→ **What to work on**
Look through the material below. Copy each line that contains the string "Automotive".

##############################

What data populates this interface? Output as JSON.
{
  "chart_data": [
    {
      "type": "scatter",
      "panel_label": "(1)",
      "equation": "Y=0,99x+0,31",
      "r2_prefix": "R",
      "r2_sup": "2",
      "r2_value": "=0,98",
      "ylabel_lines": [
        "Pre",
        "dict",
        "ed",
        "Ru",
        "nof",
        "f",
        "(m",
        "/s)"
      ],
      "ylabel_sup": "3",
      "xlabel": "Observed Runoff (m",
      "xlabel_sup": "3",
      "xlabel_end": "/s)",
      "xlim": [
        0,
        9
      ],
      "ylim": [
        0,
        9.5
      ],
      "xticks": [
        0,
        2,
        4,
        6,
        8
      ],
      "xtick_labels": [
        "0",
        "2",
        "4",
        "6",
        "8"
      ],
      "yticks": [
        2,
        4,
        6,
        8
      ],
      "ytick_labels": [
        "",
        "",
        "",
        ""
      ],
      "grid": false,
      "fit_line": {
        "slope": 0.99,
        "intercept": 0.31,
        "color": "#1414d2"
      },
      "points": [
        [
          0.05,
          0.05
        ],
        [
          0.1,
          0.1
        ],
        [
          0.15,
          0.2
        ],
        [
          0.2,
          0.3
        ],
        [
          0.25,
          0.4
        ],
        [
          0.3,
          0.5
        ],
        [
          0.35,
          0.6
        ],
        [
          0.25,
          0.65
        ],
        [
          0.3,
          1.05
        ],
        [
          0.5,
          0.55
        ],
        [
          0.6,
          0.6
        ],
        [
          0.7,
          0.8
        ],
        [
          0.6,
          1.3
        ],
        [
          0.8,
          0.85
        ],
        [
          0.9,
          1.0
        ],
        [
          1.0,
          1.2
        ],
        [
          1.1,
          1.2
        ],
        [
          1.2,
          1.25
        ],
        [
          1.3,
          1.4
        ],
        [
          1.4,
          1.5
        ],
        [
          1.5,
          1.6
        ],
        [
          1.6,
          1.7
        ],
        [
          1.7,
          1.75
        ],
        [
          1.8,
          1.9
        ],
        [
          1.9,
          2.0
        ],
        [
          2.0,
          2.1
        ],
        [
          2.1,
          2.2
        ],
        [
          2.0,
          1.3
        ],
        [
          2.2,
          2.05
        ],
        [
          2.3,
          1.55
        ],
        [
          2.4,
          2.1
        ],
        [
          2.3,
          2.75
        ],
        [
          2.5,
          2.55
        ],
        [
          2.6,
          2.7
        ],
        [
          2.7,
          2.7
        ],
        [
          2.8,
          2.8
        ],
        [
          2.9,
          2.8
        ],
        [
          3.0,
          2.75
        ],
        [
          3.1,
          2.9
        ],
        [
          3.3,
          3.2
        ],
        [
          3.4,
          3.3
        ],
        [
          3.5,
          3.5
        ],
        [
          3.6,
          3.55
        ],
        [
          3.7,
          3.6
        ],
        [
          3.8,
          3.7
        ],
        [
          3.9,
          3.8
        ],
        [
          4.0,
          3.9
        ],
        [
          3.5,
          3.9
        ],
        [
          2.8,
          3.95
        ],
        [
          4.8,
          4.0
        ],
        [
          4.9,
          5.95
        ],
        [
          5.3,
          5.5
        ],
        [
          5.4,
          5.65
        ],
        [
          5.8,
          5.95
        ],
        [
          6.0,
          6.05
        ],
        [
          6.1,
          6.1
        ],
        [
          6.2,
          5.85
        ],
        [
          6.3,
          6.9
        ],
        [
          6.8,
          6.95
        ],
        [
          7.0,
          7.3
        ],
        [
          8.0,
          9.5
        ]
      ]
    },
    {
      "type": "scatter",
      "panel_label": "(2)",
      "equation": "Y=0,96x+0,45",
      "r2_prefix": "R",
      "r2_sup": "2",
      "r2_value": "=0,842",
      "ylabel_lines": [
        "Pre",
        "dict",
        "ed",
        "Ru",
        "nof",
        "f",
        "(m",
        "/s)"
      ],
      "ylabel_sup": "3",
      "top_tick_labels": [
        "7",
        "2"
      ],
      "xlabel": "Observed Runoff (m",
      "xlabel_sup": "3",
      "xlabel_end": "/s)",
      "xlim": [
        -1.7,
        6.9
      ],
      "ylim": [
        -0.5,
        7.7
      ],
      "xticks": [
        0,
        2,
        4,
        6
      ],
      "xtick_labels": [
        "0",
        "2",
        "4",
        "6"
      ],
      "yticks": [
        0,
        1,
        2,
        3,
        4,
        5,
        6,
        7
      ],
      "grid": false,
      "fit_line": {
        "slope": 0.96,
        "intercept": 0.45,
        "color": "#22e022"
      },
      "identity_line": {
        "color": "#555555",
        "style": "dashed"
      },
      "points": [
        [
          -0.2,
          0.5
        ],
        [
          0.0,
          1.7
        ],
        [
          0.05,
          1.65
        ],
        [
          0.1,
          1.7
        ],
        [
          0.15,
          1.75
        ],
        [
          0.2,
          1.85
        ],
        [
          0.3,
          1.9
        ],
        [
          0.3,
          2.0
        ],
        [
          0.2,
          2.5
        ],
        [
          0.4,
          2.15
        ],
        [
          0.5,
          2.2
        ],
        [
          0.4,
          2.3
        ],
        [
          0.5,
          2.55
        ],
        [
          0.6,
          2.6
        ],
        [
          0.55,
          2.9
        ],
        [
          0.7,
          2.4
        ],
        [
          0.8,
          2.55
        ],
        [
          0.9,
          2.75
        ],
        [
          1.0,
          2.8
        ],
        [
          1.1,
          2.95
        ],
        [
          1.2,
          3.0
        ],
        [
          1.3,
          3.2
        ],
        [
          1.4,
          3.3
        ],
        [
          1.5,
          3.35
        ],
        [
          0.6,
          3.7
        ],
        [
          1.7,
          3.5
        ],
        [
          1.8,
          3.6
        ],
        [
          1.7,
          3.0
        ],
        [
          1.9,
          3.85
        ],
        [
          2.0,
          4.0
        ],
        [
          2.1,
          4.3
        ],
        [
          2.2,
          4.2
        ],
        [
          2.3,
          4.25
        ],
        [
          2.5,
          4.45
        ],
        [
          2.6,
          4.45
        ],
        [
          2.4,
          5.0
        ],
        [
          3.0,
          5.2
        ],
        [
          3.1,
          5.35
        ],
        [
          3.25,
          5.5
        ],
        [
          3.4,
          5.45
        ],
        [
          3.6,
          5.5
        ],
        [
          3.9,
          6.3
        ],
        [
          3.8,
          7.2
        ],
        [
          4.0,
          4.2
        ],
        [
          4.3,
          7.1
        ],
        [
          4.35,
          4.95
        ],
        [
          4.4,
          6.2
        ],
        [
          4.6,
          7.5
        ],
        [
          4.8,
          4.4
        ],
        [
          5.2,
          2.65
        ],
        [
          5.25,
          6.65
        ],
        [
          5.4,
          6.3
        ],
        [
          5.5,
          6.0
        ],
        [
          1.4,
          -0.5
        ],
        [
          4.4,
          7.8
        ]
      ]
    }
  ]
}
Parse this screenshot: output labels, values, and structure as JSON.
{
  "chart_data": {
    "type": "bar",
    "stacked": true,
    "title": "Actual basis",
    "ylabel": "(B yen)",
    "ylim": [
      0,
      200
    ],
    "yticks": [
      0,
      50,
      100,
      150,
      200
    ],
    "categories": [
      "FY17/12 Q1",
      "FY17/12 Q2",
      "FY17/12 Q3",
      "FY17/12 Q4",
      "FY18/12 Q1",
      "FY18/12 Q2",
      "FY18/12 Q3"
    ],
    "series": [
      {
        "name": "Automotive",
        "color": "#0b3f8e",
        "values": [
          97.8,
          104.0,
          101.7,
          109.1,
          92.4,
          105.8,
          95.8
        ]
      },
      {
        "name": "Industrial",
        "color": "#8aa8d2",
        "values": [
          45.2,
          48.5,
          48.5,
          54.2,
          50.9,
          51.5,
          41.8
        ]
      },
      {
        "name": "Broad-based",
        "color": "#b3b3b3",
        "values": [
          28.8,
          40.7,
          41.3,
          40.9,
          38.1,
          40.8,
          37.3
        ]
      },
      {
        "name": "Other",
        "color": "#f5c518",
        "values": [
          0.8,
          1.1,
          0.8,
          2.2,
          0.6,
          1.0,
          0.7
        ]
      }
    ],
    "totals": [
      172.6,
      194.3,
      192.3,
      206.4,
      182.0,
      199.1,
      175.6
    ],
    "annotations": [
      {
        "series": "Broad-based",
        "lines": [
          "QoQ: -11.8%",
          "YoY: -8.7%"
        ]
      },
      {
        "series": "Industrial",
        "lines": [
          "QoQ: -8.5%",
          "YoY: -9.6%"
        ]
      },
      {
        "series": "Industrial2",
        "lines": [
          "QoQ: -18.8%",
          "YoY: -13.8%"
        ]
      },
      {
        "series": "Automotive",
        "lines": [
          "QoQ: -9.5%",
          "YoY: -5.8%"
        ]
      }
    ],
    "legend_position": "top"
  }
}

##############################

→ **Problem solution**
        "name": "Automotive",
        "series": "Automotive",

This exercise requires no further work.